### [Task statement]
Only the lines from the one holding "Extract all the data from this chart as JSON." to the end should be retyped, exactly, with both ends included and no pictures.

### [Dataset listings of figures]
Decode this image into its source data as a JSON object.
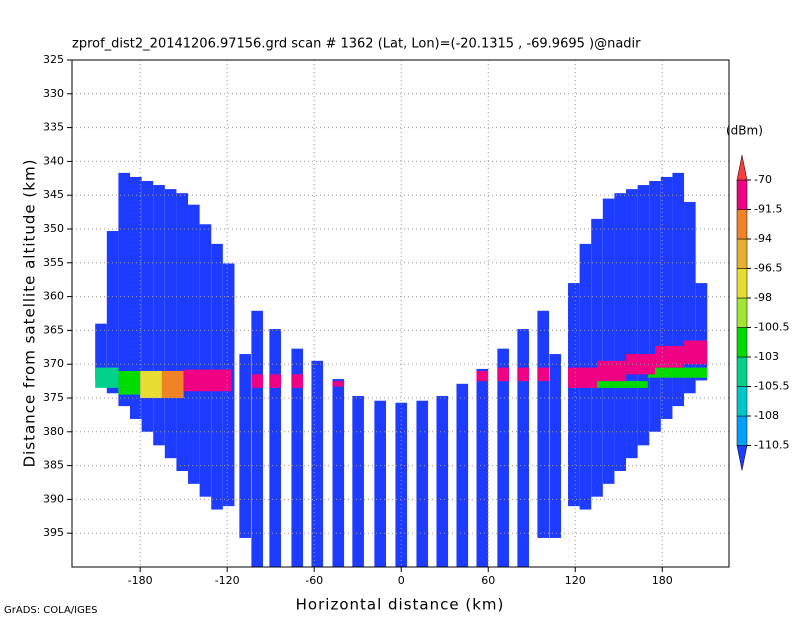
{
  "chart_data": {
    "type": "heatmap",
    "title": "zprof_dist2_20141206.97156.grd  scan # 1362  (Lat, Lon)=(-20.1315 , -69.9695 )@nadir",
    "x_label": "Horizontal distance (km)",
    "y_label": "Distance from satellite altitude (km)",
    "footer": "GrADS: COLA/IGES",
    "xlim": [
      -227,
      226
    ],
    "ylim": [
      400,
      325
    ],
    "xticks": [
      -180,
      -120,
      -60,
      0,
      60,
      120,
      180
    ],
    "yticks": [
      325,
      330,
      335,
      340,
      345,
      350,
      355,
      360,
      365,
      370,
      375,
      380,
      385,
      390,
      395
    ],
    "grid": true,
    "colorbar": {
      "label": "(dBm)",
      "levels": [
        -110.5,
        -108,
        -105.5,
        -103,
        -100.5,
        -98,
        -96.5,
        -94,
        -91.5,
        -70
      ],
      "colors": [
        "#1e3cff",
        "#00a0ff",
        "#00c8c8",
        "#00d28c",
        "#00dc00",
        "#a0e632",
        "#e6dc32",
        "#e6af2d",
        "#f08228",
        "#f00082",
        "#fa3c3c"
      ]
    },
    "columns": [
      {
        "x0": -211,
        "x1": -203,
        "top": 364,
        "bottom": 372.4,
        "value": -112
      },
      {
        "x0": -203,
        "x1": -195,
        "top": 350.3,
        "bottom": 374.3,
        "value": -112
      },
      {
        "x0": -195,
        "x1": -187,
        "top": 341.7,
        "bottom": 376.2,
        "value": -112
      },
      {
        "x0": -187,
        "x1": -179,
        "top": 342.3,
        "bottom": 378.1,
        "value": -112
      },
      {
        "x0": -179,
        "x1": -171,
        "top": 342.9,
        "bottom": 380,
        "value": -112
      },
      {
        "x0": -171,
        "x1": -163,
        "top": 343.5,
        "bottom": 382,
        "value": -112
      },
      {
        "x0": -163,
        "x1": -155,
        "top": 344.1,
        "bottom": 383.9,
        "value": -112
      },
      {
        "x0": -155,
        "x1": -147,
        "top": 344.7,
        "bottom": 385.8,
        "value": -112
      },
      {
        "x0": -147,
        "x1": -139,
        "top": 346.4,
        "bottom": 387.7,
        "value": -112
      },
      {
        "x0": -139,
        "x1": -131,
        "top": 349.3,
        "bottom": 389.6,
        "value": -112
      },
      {
        "x0": -131,
        "x1": -123,
        "top": 352.2,
        "bottom": 391.5,
        "value": -112
      },
      {
        "x0": -123,
        "x1": -115,
        "top": 355.1,
        "bottom": 391,
        "value": -112
      },
      {
        "x0": -111.6,
        "x1": -103.6,
        "top": 368.5,
        "bottom": 395.7,
        "value": -112
      },
      {
        "x0": -103.3,
        "x1": -95.3,
        "top": 362.1,
        "bottom": 400,
        "value": -112
      },
      {
        "x0": -90.9,
        "x1": -82.9,
        "top": 364.8,
        "bottom": 400,
        "value": -112
      },
      {
        "x0": -75.7,
        "x1": -67.7,
        "top": 367.7,
        "bottom": 400,
        "value": -112
      },
      {
        "x0": -61.9,
        "x1": -53.9,
        "top": 369.5,
        "bottom": 400,
        "value": -112
      },
      {
        "x0": -47.4,
        "x1": -39.4,
        "top": 372.2,
        "bottom": 400,
        "value": -112
      },
      {
        "x0": -33.7,
        "x1": -25.7,
        "top": 374.7,
        "bottom": 400,
        "value": -112
      },
      {
        "x0": -18.5,
        "x1": -10.5,
        "top": 375.4,
        "bottom": 400,
        "value": -112
      },
      {
        "x0": -4,
        "x1": 4,
        "top": 375.7,
        "bottom": 400,
        "value": -112
      },
      {
        "x0": 10.5,
        "x1": 18.5,
        "top": 375.4,
        "bottom": 400,
        "value": -112
      },
      {
        "x0": 24.3,
        "x1": 32.3,
        "top": 374.7,
        "bottom": 400,
        "value": -112
      },
      {
        "x0": 38.1,
        "x1": 46.1,
        "top": 372.9,
        "bottom": 400,
        "value": -112
      },
      {
        "x0": 51.9,
        "x1": 59.9,
        "top": 370.7,
        "bottom": 400,
        "value": -112
      },
      {
        "x0": 66.3,
        "x1": 74.3,
        "top": 367.7,
        "bottom": 400,
        "value": -112
      },
      {
        "x0": 80.1,
        "x1": 88.1,
        "top": 364.8,
        "bottom": 400,
        "value": -112
      },
      {
        "x0": 93.9,
        "x1": 101.9,
        "top": 362.1,
        "bottom": 395.7,
        "value": -112
      },
      {
        "x0": 102.2,
        "x1": 110.2,
        "top": 368.5,
        "bottom": 395.7,
        "value": -112
      },
      {
        "x0": 115,
        "x1": 123,
        "top": 358,
        "bottom": 391,
        "value": -112
      },
      {
        "x0": 123,
        "x1": 131,
        "top": 352.2,
        "bottom": 391.5,
        "value": -112
      },
      {
        "x0": 131,
        "x1": 139,
        "top": 348.5,
        "bottom": 389.6,
        "value": -112
      },
      {
        "x0": 139,
        "x1": 147,
        "top": 345.5,
        "bottom": 387.7,
        "value": -112
      },
      {
        "x0": 147,
        "x1": 155,
        "top": 344.7,
        "bottom": 385.8,
        "value": -112
      },
      {
        "x0": 155,
        "x1": 163,
        "top": 344.1,
        "bottom": 383.9,
        "value": -112
      },
      {
        "x0": 163,
        "x1": 171,
        "top": 343.5,
        "bottom": 382,
        "value": -112
      },
      {
        "x0": 171,
        "x1": 179,
        "top": 342.9,
        "bottom": 380,
        "value": -112
      },
      {
        "x0": 179,
        "x1": 187,
        "top": 342.3,
        "bottom": 378.1,
        "value": -112
      },
      {
        "x0": 187,
        "x1": 195,
        "top": 341.7,
        "bottom": 376.2,
        "value": -112
      },
      {
        "x0": 195,
        "x1": 203,
        "top": 346,
        "bottom": 374.3,
        "value": -112
      },
      {
        "x0": 203,
        "x1": 211,
        "top": 358,
        "bottom": 372.4,
        "value": -112
      }
    ],
    "bands": [
      {
        "x0": -211,
        "x1": -195,
        "top": 370.5,
        "bottom": 373.5,
        "value": -104
      },
      {
        "x0": -195,
        "x1": -180,
        "top": 371,
        "bottom": 374.5,
        "value": -101
      },
      {
        "x0": -180,
        "x1": -165,
        "top": 371,
        "bottom": 375,
        "value": -97
      },
      {
        "x0": -165,
        "x1": -150,
        "top": 371,
        "bottom": 375,
        "value": -93
      },
      {
        "x0": -150,
        "x1": -117,
        "top": 370.8,
        "bottom": 374,
        "value": -85
      },
      {
        "x0": -103.3,
        "x1": -95.3,
        "top": 371.5,
        "bottom": 373.5,
        "value": -85
      },
      {
        "x0": -90.9,
        "x1": -82.9,
        "top": 371.5,
        "bottom": 373.5,
        "value": -85
      },
      {
        "x0": -75.7,
        "x1": -67.7,
        "top": 371.5,
        "bottom": 373.5,
        "value": -88
      },
      {
        "x0": -47.4,
        "x1": -39.4,
        "top": 372.5,
        "bottom": 373.3,
        "value": -90
      },
      {
        "x0": 51.9,
        "x1": 59.9,
        "top": 371,
        "bottom": 372.5,
        "value": -85
      },
      {
        "x0": 66.3,
        "x1": 74.3,
        "top": 370.5,
        "bottom": 372.5,
        "value": -85
      },
      {
        "x0": 80.1,
        "x1": 88.1,
        "top": 370.5,
        "bottom": 372.5,
        "value": -85
      },
      {
        "x0": 93.9,
        "x1": 101.9,
        "top": 370.5,
        "bottom": 372.5,
        "value": -85
      },
      {
        "x0": 130,
        "x1": 170,
        "top": 372.5,
        "bottom": 373.5,
        "value": -101
      },
      {
        "x0": 170,
        "x1": 211,
        "top": 370.5,
        "bottom": 372,
        "value": -101
      },
      {
        "x0": 115,
        "x1": 135,
        "top": 370.5,
        "bottom": 373.5,
        "value": -85
      },
      {
        "x0": 135,
        "x1": 155,
        "top": 369.5,
        "bottom": 372.5,
        "value": -85
      },
      {
        "x0": 155,
        "x1": 175,
        "top": 368.5,
        "bottom": 371.5,
        "value": -85
      },
      {
        "x0": 175,
        "x1": 195,
        "top": 367.3,
        "bottom": 370.5,
        "value": -85
      },
      {
        "x0": 195,
        "x1": 211,
        "top": 366.5,
        "bottom": 370,
        "value": -85
      }
    ]
  }
}
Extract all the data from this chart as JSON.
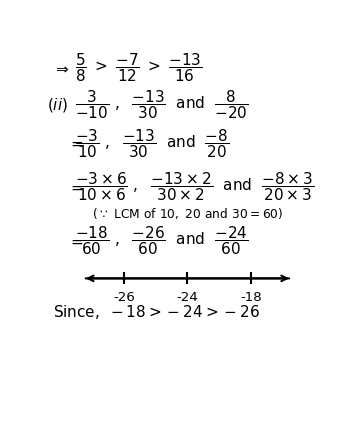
{
  "bg_color": "#ffffff",
  "figsize": [
    3.55,
    4.26
  ],
  "dpi": 100,
  "xlim": [
    0,
    10
  ],
  "ylim": [
    0,
    14
  ],
  "fs": 11.0,
  "nl_y": 4.3,
  "nl_x0": 1.4,
  "nl_x1": 9.0,
  "tick_vals": [
    -26,
    -24,
    -18
  ],
  "tick_xpos": [
    2.9,
    5.2,
    7.5
  ]
}
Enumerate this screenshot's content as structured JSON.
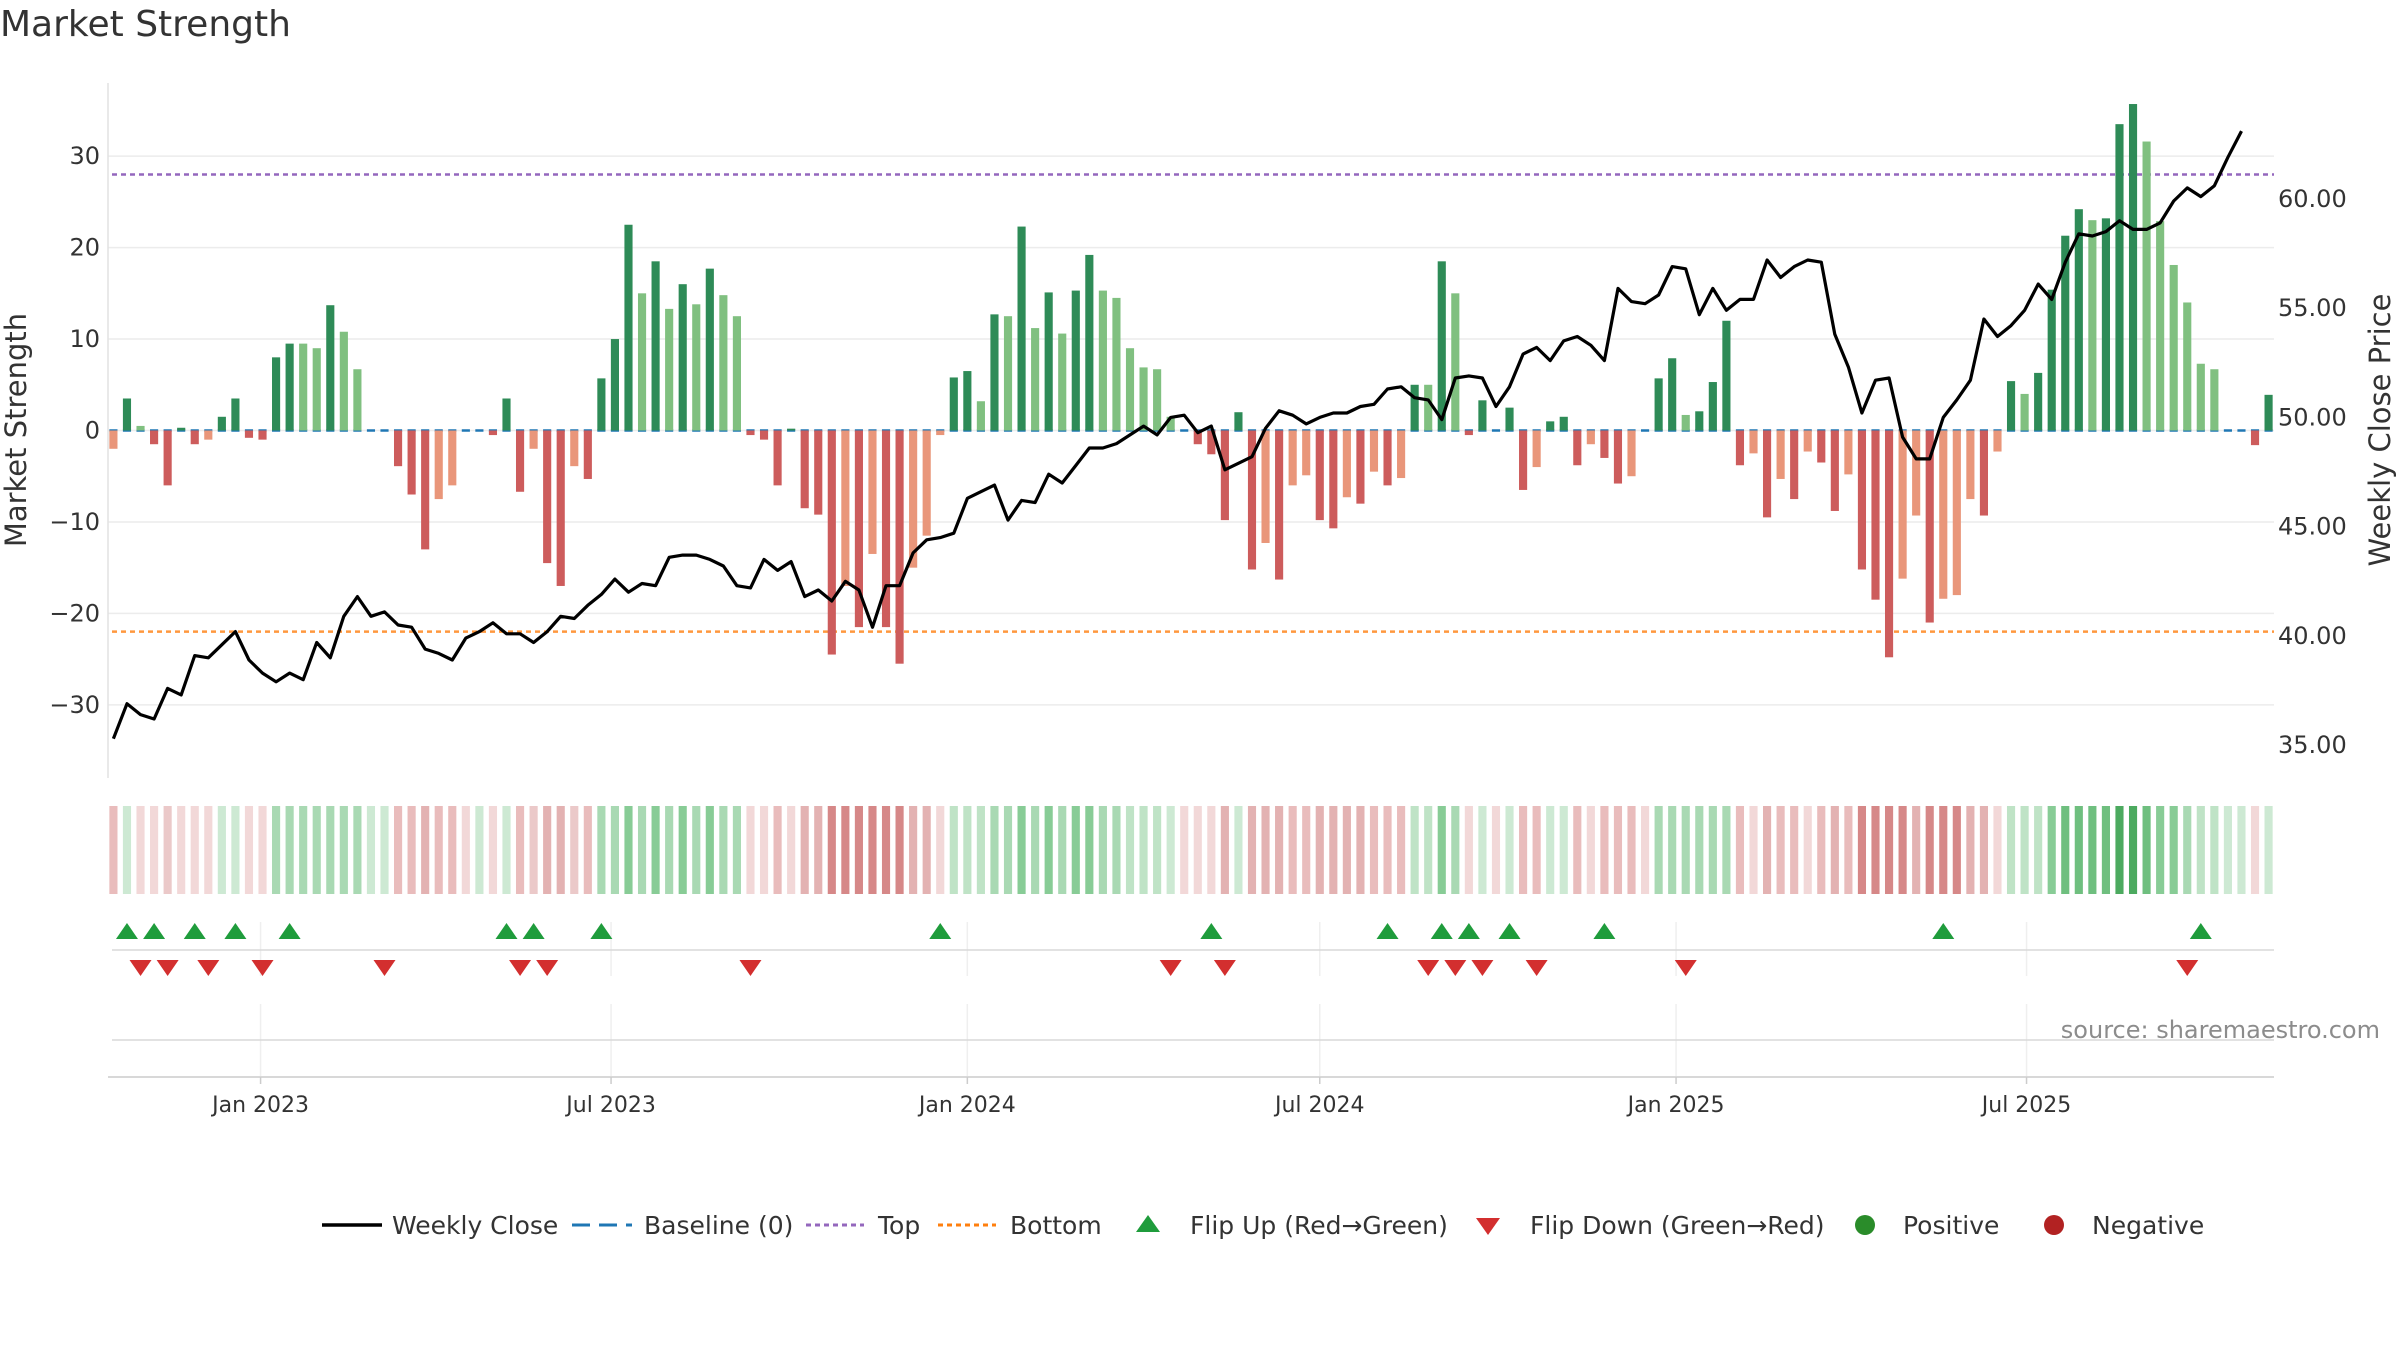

### [Exercise response]
Extract all the data from this chart as JSON.
{
  "bg_color": "#ffffff",
  "figsize": [
    3.55,
    4.26
  ],
  "dpi": 100,
  "xlim": [
    0,
    10
  ],
  "ylim": [
    0,
    14
  ],
  "fs": 11.0,
  "nl_y": 4.3,
  "nl_x0": 1.4,
  "nl_x1": 9.0,
  "tick_vals": [
    -26,
    -24,
    -18
  ],
  "tick_xpos": [
    2.9,
    5.2,
    7.5
  ]
}
Enumerate this screenshot's content as structured JSON.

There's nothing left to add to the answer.